Within the listing below, locate all lines containing the word "программу". Copy each one.

* begin Task input *

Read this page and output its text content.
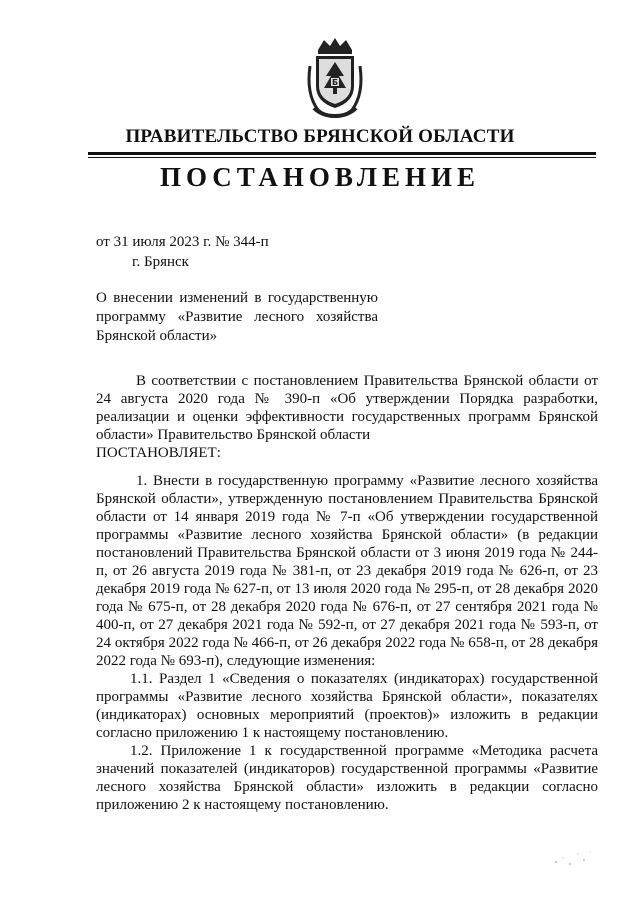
Б
ПРАВИТЕЛЬСТВО БРЯНСКОЙ ОБЛАСТИ
ПОСТАНОВЛЕНИЕ
от 31 июля 2023 г. № 344-п
г. Брянск
О внесении изменений в государственную
программу «Развитие лесного хозяйства
Брянской области»

В соответствии с постановлением Правительства Брянской области от 24 августа 2020 года № 390-п «Об утверждении Порядка разработки, реализации и оценки эффективности государственных программ Брянской области» Правительство Брянской области

ПОСТАНОВЛЯЕТ:

1. Внести в государственную программу «Развитие лесного хозяйства Брянской области», утвержденную постановлением Правительства Брянской области от 14 января 2019 года № 7-п «Об утверждении государственной программы «Развитие лесного хозяйства Брянской области» (в редакции постановлений Правительства Брянской области от 3 июня 2019 года № 244-п, от 26 августа 2019 года № 381-п, от 23 декабря 2019 года № 626-п, от 23 декабря 2019 года № 627-п, от 13 июля 2020 года № 295-п, от 28 декабря 2020 года № 675-п, от 28 декабря 2020 года № 676-п, от 27 сентября 2021 года № 400-п, от 27 декабря 2021 года № 592-п, от 27 декабря 2021 года № 593-п, от 24 октября 2022 года № 466-п, от 26 декабря 2022 года № 658-п, от 28 декабря 2022 года № 693-п), следующие изменения:

1.1. Раздел 1 «Сведения о показателях (индикаторах) государственной программы «Развитие лесного хозяйства Брянской области», показателях (индикаторах) основных мероприятий (проектов)» изложить в редакции согласно приложению 1 к настоящему постановлению.

1.2. Приложение 1 к государственной программе «Методика расчета значений показателей (индикаторов) государственной программы «Развитие лесного хозяйства Брянской области» изложить в редакции согласно приложению 2 к настоящему постановлению.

* end Task input *

**Reply to the exercise:**
программу «Развитие лесного хозяйства
1. Внести в государственную программу «Развитие лесного хозяйства Брянской области», утвержденную постановлением Правительства Брянской области от 14 января 2019 года № 7-п «Об утверждении государственной программы «Развитие лесного хозяйства Брянской области» (в редакции постановлений Правительства Брянской области от 3 июня 2019 года № 244-п, от 26 августа 2019 года № 381-п, от 23 декабря 2019 года № 626-п, от 23 декабря 2019 года № 627-п, от 13 июля 2020 года № 295-п, от 28 декабря 2020 года № 675-п, от 28 декабря 2020 года № 676-п, от 27 сентября 2021 года № 400-п, от 27 декабря 2021 года № 592-п, от 27 декабря 2021 года № 593-п, от 24 октября 2022 года № 466-п, от 26 декабря 2022 года № 658-п, от 28 декабря 2022 года № 693-п), следующие изменения:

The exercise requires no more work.